- [What you have to do]:
Look through the material and copy each line holding "Second".

Figure content listings:
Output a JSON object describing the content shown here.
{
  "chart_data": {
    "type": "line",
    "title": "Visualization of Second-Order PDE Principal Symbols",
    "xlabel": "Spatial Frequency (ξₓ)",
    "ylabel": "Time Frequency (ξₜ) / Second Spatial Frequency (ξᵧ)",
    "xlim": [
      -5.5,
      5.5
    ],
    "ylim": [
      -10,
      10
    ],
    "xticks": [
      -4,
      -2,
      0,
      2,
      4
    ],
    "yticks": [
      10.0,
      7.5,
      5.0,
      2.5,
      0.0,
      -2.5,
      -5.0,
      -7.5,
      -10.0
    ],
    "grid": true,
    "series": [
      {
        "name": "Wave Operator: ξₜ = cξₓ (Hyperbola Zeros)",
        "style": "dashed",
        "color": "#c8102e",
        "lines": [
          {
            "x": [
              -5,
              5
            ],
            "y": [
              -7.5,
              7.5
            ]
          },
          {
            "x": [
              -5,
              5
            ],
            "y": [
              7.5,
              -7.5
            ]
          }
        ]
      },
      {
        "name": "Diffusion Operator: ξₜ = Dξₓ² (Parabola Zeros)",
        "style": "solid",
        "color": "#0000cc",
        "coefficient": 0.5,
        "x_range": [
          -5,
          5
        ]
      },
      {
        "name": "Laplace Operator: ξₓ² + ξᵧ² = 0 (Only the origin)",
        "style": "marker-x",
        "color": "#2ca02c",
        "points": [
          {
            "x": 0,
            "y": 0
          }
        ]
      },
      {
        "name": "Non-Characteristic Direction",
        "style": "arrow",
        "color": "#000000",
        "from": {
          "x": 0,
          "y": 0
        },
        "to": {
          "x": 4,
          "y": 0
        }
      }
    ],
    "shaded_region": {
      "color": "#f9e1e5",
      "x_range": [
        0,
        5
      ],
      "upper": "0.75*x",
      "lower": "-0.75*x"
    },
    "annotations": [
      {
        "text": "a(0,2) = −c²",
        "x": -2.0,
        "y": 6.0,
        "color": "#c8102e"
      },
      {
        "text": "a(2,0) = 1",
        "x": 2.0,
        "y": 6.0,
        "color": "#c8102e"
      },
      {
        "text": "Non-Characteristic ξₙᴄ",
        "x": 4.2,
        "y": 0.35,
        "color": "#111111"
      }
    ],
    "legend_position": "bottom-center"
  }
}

- [Task output]:
    "title": "Visualization of Second-Order PDE Principal Symbols",
    "ylabel": "Time Frequency (ξₜ) / Second Spatial Frequency (ξᵧ)",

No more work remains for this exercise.